For the data below, report only the number of lines containing the string "管理職への課題".

AVAILABLE DATA:
○ ○ ○ ○ ○

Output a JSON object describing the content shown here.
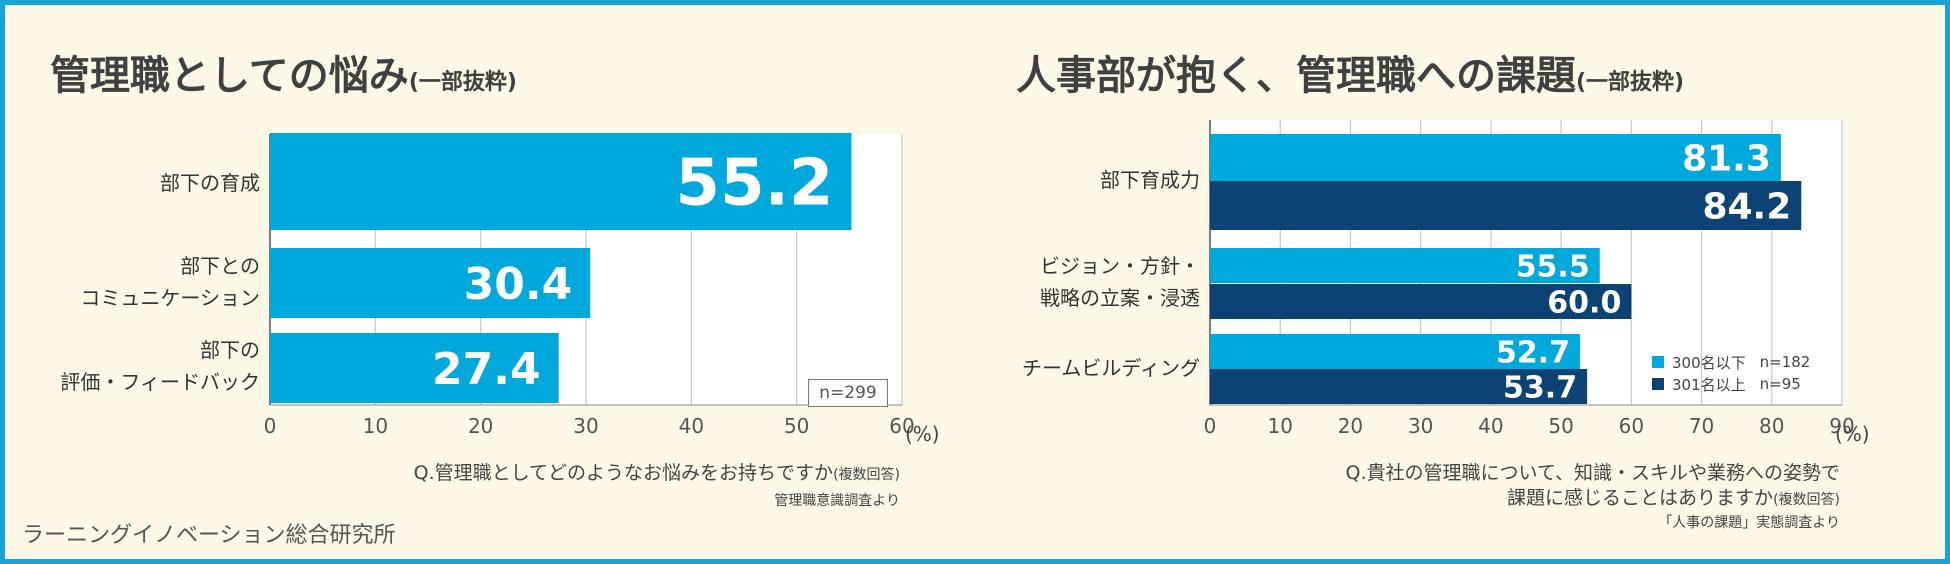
{
  "colors": {
    "light": "#00a9dc",
    "dark": "#0d4275",
    "border": "#18a4d6",
    "background": "#fdf9e6"
  },
  "left": {
    "title": "管理職としての悩み",
    "title_suffix": "(一部抜粋)",
    "categories": [
      "部下の育成",
      "部下との\nコミュニケーション",
      "部下の\n評価・フィードバック"
    ],
    "n_label": "n=299",
    "question": "Q.管理職としてどのようなお悩みをお持ちですか",
    "question_note": "(複数回答)",
    "source": "管理職意識調査より",
    "unit": "(%)"
  },
  "right": {
    "title": "人事部が抱く、管理職への課題",
    "title_suffix": "(一部抜粋)",
    "categories": [
      "部下育成力",
      "ビジョン・方針・\n戦略の立案・浸透",
      "チームビルディング"
    ],
    "question_line1": "Q.貴社の管理職について、知識・スキルや業務への姿勢で",
    "question_line2": "課題に感じることはありますか",
    "question_note": "(複数回答)",
    "source": "「人事の課題」実態調査より",
    "unit": "(%)",
    "legend": [
      {
        "label": "300名以下",
        "n": "n=182",
        "color": "#00a9dc"
      },
      {
        "label": "301名以上",
        "n": "n=95",
        "color": "#0d4275"
      }
    ]
  },
  "footer": "ラーニングイノベーション総合研究所",
  "chart_data": [
    {
      "type": "bar",
      "orientation": "horizontal",
      "title": "管理職としての悩み(一部抜粋)",
      "categories": [
        "部下の育成",
        "部下とのコミュニケーション",
        "部下の評価・フィードバック"
      ],
      "values": [
        55.2,
        30.4,
        27.4
      ],
      "xlim": [
        0,
        60
      ],
      "xticks": [
        0,
        10,
        20,
        30,
        40,
        50,
        60
      ],
      "xlabel": "(%)",
      "grid": true
    },
    {
      "type": "bar",
      "orientation": "horizontal",
      "title": "人事部が抱く、管理職への課題(一部抜粋)",
      "categories": [
        "部下育成力",
        "ビジョン・方針・戦略の立案・浸透",
        "チームビルディング"
      ],
      "series": [
        {
          "name": "300名以下 n=182",
          "values": [
            81.3,
            55.5,
            52.7
          ]
        },
        {
          "name": "301名以上 n=95",
          "values": [
            84.2,
            60.0,
            53.7
          ]
        }
      ],
      "xlim": [
        0,
        90
      ],
      "xticks": [
        0,
        10,
        20,
        30,
        40,
        50,
        60,
        70,
        80,
        90
      ],
      "xlabel": "(%)",
      "grid": true,
      "legend": "bottom-right"
    }
  ]
}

○ ○ ○ ○ ○

FINISHED ANSWER: 2